Written exercise:
From the entries that follow, extract each line holding the string "cdot".

Collected data:
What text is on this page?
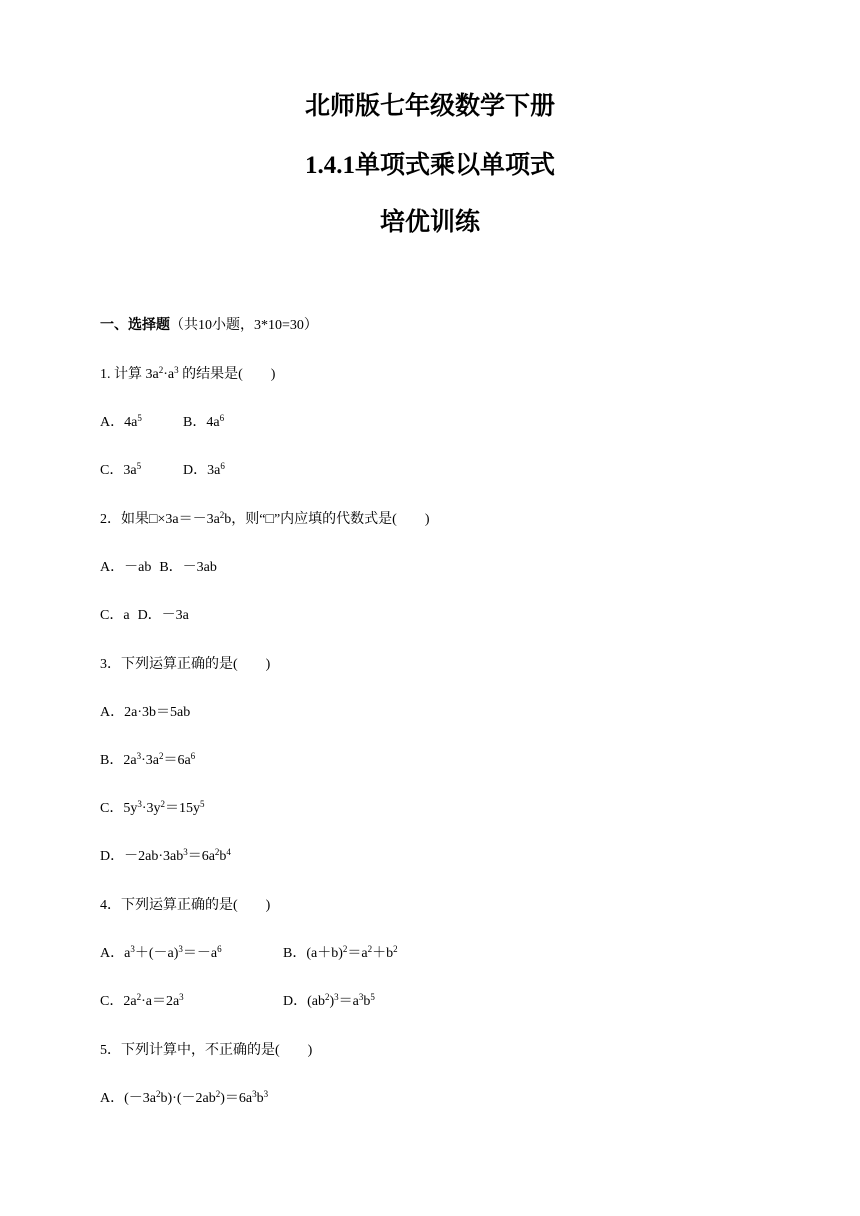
北师版七年级数学下册
1.4.1单项式乘以单项式
培优训练
一、选择题（共10小题，3*10=30）
1. 计算 $3a^2\cdot a^3$ 的结果是(　　)
A．$4a^5$	B．$4a^6$
C．$3a^5$	D．$3a^6$
2．如果$□\times 3a=-3a^2b$，则“□”内应填的代数式是(　　)
A．－ab B．－3ab
C．a D．－3a
3．下列运算正确的是(　　)
A．2a·3b＝5ab
B．$2a^3\cdot 3a^2=6a^6$
C．$5y^3\cdot 3y^2=15y^5$
D．$-2ab\cdot 3ab^3=6a^2b^4$
4．下列运算正确的是(　　)
A．$a^3+(-a)^3=-a^6$	B．$(a+b)^2=a^2+b^2$
C．$2a^2\cdot a=2a^3$	D．$(ab^2)^3=a^3b^5$
5．下列计算中，不正确的是(　　)
A．$(-3a^2b)\cdot(-2ab^2)=6a^3b^3$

Answer to the exercise:
1. 计算 $3a^2\cdot a^3$ 的结果是(　　)
B．$2a^3\cdot 3a^2=6a^6$
C．$5y^3\cdot 3y^2=15y^5$
D．$-2ab\cdot 3ab^3=6a^2b^4$
C．$2a^2\cdot a=2a^3$	D．$(ab^2)^3=a^3b^5$
A．$(-3a^2b)\cdot(-2ab^2)=6a^3b^3$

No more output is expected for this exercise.